**DO THIS**. Transcribe every record that appears below, exactly and in full.

------

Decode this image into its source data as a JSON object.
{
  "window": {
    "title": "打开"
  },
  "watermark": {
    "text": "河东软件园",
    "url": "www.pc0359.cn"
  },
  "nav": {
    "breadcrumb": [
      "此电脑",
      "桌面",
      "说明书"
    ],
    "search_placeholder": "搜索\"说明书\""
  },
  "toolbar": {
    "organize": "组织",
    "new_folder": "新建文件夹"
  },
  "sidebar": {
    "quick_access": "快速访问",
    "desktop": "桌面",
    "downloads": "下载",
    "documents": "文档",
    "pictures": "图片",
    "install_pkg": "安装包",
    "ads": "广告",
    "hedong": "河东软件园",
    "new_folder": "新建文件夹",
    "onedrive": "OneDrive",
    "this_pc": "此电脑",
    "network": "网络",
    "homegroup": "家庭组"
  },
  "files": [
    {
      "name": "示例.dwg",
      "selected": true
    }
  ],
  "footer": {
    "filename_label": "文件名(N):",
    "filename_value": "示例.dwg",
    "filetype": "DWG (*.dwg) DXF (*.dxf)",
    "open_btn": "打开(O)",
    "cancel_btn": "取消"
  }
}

------

**ANSWER TO THIS EXERCISE**.
Decode this image into its source data as a JSON object.
{
  "window": {
    "title": "打开"
  },
  "watermark": {
    "text": "河东软件园",
    "url": "www.pc0359.cn"
  },
  "nav": {
    "breadcrumb": [
      "此电脑",
      "桌面",
      "说明书"
    ],
    "search_placeholder": "搜索\"说明书\""
  },
  "toolbar": {
    "organize": "组织",
    "new_folder": "新建文件夹"
  },
  "sidebar": {
    "quick_access": "快速访问",
    "desktop": "桌面",
    "downloads": "下载",
    "documents": "文档",
    "pictures": "图片",
    "install_pkg": "安装包",
    "ads": "广告",
    "hedong": "河东软件园",
    "new_folder": "新建文件夹",
    "onedrive": "OneDrive",
    "this_pc": "此电脑",
    "network": "网络",
    "homegroup": "家庭组"
  },
  "files": [
    {
      "name": "示例.dwg",
      "selected": true
    }
  ],
  "footer": {
    "filename_label": "文件名(N):",
    "filename_value": "示例.dwg",
    "filetype": "DWG (*.dwg) DXF (*.dxf)",
    "open_btn": "打开(O)",
    "cancel_btn": "取消"
  }
}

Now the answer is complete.